┌─ EXERCISE MATERIAL
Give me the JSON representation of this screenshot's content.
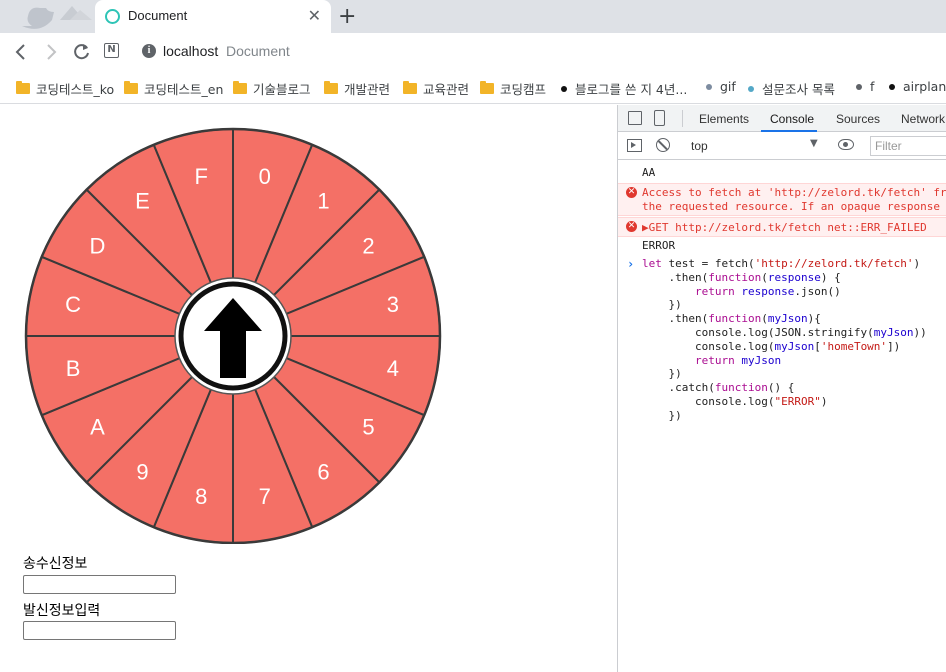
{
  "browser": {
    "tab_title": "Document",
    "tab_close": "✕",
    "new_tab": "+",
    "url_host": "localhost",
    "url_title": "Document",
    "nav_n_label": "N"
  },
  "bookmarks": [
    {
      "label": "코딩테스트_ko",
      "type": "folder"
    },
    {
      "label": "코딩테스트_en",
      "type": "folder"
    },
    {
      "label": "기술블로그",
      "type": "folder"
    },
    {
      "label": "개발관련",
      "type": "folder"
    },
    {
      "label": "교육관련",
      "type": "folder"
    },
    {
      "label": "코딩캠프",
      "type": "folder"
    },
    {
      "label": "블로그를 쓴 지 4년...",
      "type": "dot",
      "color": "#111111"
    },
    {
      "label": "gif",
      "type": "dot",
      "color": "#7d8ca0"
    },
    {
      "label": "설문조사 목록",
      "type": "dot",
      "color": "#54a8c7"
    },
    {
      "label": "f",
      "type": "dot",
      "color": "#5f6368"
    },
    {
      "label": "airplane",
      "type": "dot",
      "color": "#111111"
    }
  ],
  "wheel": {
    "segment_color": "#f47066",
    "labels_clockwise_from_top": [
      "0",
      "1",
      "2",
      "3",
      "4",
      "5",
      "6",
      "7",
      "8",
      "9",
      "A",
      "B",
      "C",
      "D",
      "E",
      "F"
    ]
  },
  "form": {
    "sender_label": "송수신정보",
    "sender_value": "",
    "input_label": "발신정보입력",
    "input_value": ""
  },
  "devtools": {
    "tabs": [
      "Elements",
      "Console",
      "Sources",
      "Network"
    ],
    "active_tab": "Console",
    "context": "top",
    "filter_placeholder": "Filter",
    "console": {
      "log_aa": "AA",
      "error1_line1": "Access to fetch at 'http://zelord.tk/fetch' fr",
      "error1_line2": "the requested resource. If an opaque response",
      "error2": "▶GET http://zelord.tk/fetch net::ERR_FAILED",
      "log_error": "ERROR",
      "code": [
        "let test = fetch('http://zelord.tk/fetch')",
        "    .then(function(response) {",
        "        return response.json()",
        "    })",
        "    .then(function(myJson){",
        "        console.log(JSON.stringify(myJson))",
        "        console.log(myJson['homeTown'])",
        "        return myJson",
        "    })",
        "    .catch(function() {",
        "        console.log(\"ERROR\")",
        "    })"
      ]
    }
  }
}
└─
┌─ EXERCISE MATERIAL
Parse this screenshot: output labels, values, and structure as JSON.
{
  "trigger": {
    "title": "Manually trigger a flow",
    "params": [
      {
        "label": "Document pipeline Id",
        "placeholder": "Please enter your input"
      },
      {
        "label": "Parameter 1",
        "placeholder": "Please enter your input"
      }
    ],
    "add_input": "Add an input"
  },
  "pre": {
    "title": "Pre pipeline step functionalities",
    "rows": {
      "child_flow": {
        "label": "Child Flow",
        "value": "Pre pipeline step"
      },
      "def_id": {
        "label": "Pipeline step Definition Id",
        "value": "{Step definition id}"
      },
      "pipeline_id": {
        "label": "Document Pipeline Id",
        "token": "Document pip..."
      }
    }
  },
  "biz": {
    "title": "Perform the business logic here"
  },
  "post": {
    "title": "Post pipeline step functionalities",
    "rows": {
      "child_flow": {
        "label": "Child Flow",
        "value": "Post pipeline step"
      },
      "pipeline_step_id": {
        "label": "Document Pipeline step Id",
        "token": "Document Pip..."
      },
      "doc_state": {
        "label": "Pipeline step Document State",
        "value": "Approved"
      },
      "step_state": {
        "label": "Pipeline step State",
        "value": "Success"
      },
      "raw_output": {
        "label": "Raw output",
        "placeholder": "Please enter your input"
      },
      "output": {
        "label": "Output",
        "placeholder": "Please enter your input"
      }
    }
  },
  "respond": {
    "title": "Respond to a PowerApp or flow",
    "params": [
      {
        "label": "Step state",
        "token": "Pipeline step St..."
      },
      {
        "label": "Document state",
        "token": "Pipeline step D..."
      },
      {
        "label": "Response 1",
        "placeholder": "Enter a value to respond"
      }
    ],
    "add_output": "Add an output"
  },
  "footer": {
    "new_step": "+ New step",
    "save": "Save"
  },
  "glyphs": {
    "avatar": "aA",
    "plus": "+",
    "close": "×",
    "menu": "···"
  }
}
└─
┌─ EXERCISE MATERIAL
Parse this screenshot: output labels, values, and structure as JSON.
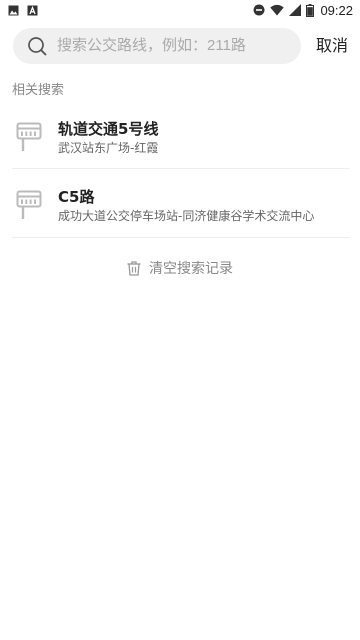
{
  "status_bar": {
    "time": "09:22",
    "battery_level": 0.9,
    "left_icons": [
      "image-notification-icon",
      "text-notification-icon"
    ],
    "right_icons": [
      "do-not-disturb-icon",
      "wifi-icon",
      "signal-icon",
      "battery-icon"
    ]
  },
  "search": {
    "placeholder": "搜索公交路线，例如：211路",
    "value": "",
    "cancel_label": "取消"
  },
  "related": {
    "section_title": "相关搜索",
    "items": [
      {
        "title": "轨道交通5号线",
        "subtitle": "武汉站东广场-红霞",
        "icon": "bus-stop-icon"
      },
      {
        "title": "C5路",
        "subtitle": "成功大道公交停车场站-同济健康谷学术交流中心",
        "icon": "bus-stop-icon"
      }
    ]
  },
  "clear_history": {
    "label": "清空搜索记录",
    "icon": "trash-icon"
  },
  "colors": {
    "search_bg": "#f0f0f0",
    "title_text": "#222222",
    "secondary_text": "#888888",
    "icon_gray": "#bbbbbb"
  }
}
└─
- GOAL OF THE EXERCISE -
Copy every line above that holds the word "trigger".

- RESULT OF THE EXERCISE -
  "trigger": {
    "title": "Manually trigger a flow",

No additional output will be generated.